---------- RECORD SET
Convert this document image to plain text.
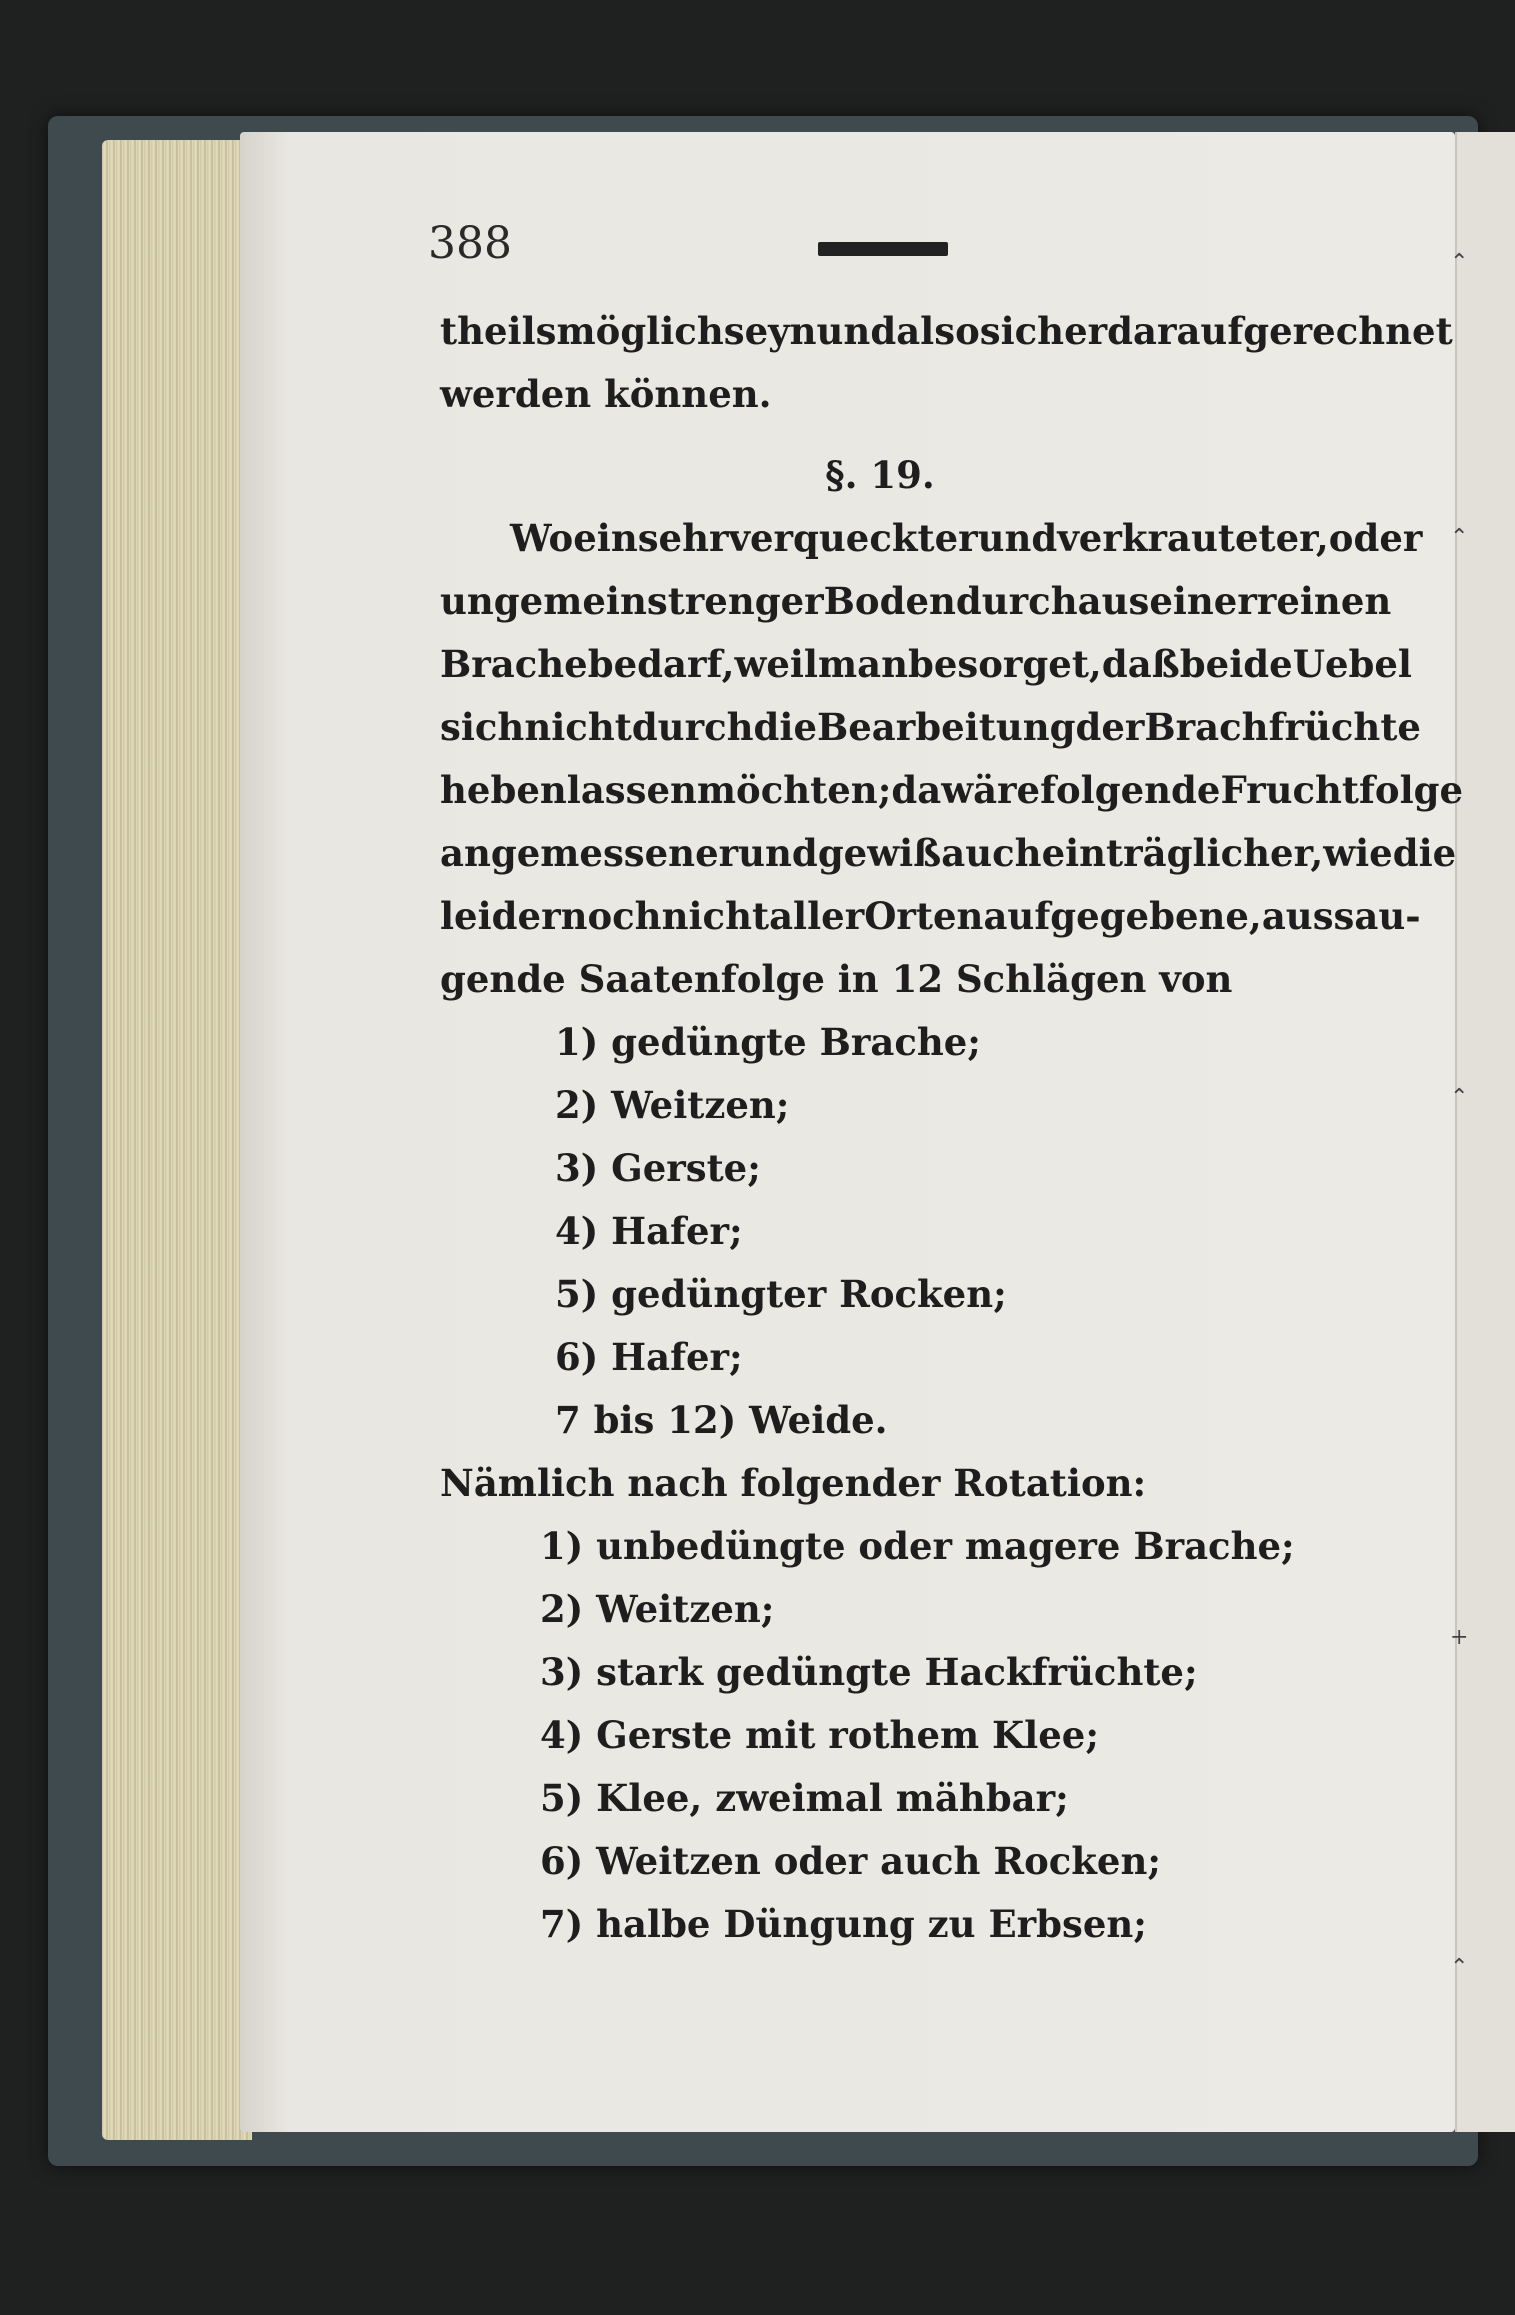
388
theils möglich seyn und also sicher darauf gerechnet
werden können.
§. 19.
Wo ein sehr verqueckter und verkrauteter, oder
ungemein strenger Boden durchaus einer reinen
Brache bedarf, weil man besorget, daß beide Uebel
sich nicht durch die Bearbeitung der Brachfrüchte
heben lassen möchten; da wäre folgende Fruchtfolge
angemessener und gewiß auch einträglicher, wie die
leider noch nicht aller Orten aufgegebene, aussau-
gende Saatenfolge in 12 Schlägen von
1) gedüngte Brache;
2) Weitzen;
3) Gerste;
4) Hafer;
5) gedüngter Rocken;
6) Hafer;
7 bis 12) Weide.
Nämlich nach folgender Rotation:
1) unbedüngte oder magere Brache;
2) Weitzen;
3) stark gedüngte Hackfrüchte;
4) Gerste mit rothem Klee;
5) Klee, zweimal mähbar;
6) Weitzen oder auch Rocken;
7) halbe Düngung zu Erbsen;
⌃
⌃
⌃
+
⌃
--------------------
[DIRECTIVE]:
Print all of the entries word for word. Skip any images they contain.

[FULL ANSWER]:
Convert this document image to plain text.
388
theils möglich seyn und also sicher darauf gerechnet
werden können.
§. 19.
Wo ein sehr verqueckter und verkrauteter, oder
ungemein strenger Boden durchaus einer reinen
Brache bedarf, weil man besorget, daß beide Uebel
sich nicht durch die Bearbeitung der Brachfrüchte
heben lassen möchten; da wäre folgende Fruchtfolge
angemessener und gewiß auch einträglicher, wie die
leider noch nicht aller Orten aufgegebene, aussau-
gende Saatenfolge in 12 Schlägen von
1) gedüngte Brache;
2) Weitzen;
3) Gerste;
4) Hafer;
5) gedüngter Rocken;
6) Hafer;
7 bis 12) Weide.
Nämlich nach folgender Rotation:
1) unbedüngte oder magere Brache;
2) Weitzen;
3) stark gedüngte Hackfrüchte;
4) Gerste mit rothem Klee;
5) Klee, zweimal mähbar;
6) Weitzen oder auch Rocken;
7) halbe Düngung zu Erbsen;
⌃
⌃
⌃
+
⌃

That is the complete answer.